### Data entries
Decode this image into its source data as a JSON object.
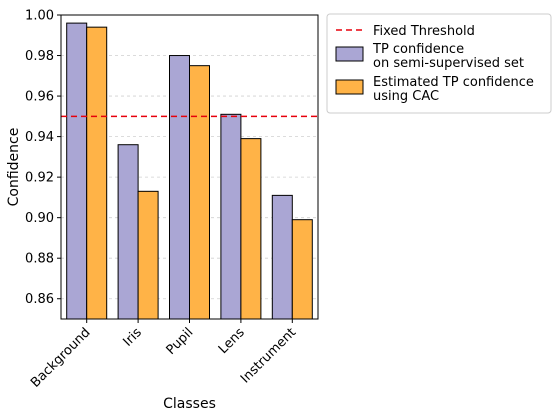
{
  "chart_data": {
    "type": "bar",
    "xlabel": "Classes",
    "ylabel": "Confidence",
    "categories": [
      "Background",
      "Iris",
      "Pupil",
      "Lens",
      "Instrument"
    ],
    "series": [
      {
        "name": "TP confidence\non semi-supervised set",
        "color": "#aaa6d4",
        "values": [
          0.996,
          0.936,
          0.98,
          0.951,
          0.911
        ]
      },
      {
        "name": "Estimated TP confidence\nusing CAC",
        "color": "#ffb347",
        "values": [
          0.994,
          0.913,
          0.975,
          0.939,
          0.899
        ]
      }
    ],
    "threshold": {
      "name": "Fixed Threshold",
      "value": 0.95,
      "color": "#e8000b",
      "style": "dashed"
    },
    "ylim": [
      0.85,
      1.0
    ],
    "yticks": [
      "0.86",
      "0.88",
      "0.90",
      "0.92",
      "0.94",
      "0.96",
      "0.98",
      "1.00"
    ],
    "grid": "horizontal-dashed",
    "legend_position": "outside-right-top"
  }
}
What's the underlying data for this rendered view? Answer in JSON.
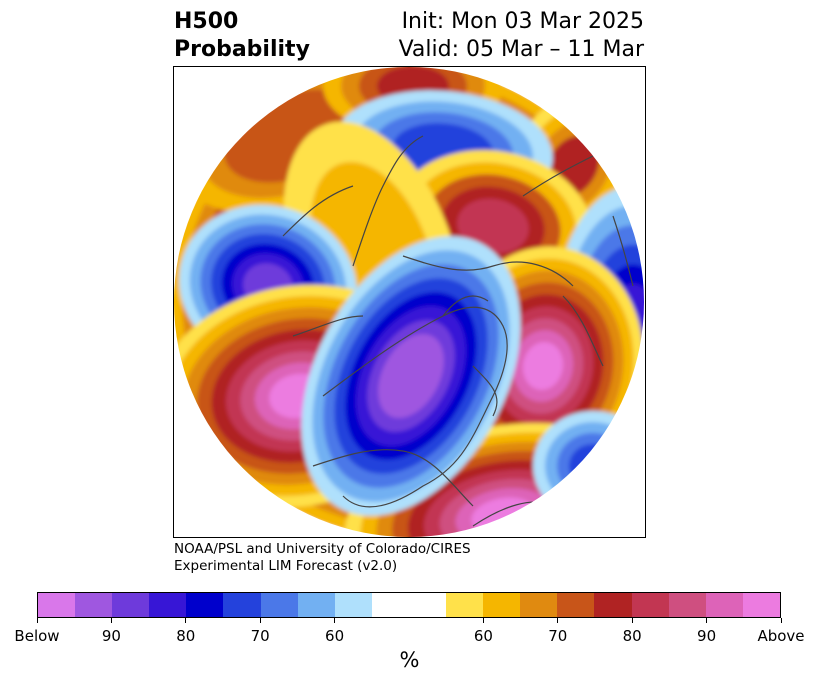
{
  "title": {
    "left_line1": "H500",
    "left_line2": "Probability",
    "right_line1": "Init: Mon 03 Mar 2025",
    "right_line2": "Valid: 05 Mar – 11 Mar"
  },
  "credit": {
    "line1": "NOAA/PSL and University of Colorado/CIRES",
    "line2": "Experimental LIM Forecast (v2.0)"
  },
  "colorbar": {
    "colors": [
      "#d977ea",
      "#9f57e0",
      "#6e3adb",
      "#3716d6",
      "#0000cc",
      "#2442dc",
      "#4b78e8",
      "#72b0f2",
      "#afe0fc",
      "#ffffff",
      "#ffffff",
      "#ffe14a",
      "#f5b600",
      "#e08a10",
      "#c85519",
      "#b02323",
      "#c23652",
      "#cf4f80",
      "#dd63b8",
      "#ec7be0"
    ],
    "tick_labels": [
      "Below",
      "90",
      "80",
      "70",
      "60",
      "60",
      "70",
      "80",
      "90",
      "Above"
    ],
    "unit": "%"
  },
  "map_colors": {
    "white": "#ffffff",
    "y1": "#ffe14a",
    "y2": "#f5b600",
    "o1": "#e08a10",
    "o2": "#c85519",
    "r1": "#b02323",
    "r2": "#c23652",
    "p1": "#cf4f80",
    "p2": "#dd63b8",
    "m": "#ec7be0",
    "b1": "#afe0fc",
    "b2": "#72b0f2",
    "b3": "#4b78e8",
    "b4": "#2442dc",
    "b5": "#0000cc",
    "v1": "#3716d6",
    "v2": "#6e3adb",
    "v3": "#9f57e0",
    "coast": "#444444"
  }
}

### Short exercise
Copy out every line of the listing that contains the string "JSON".

### Expected output
Decode this image into its source data as a JSON object.
What's the underlying data for this rendered view? Answer in JSON.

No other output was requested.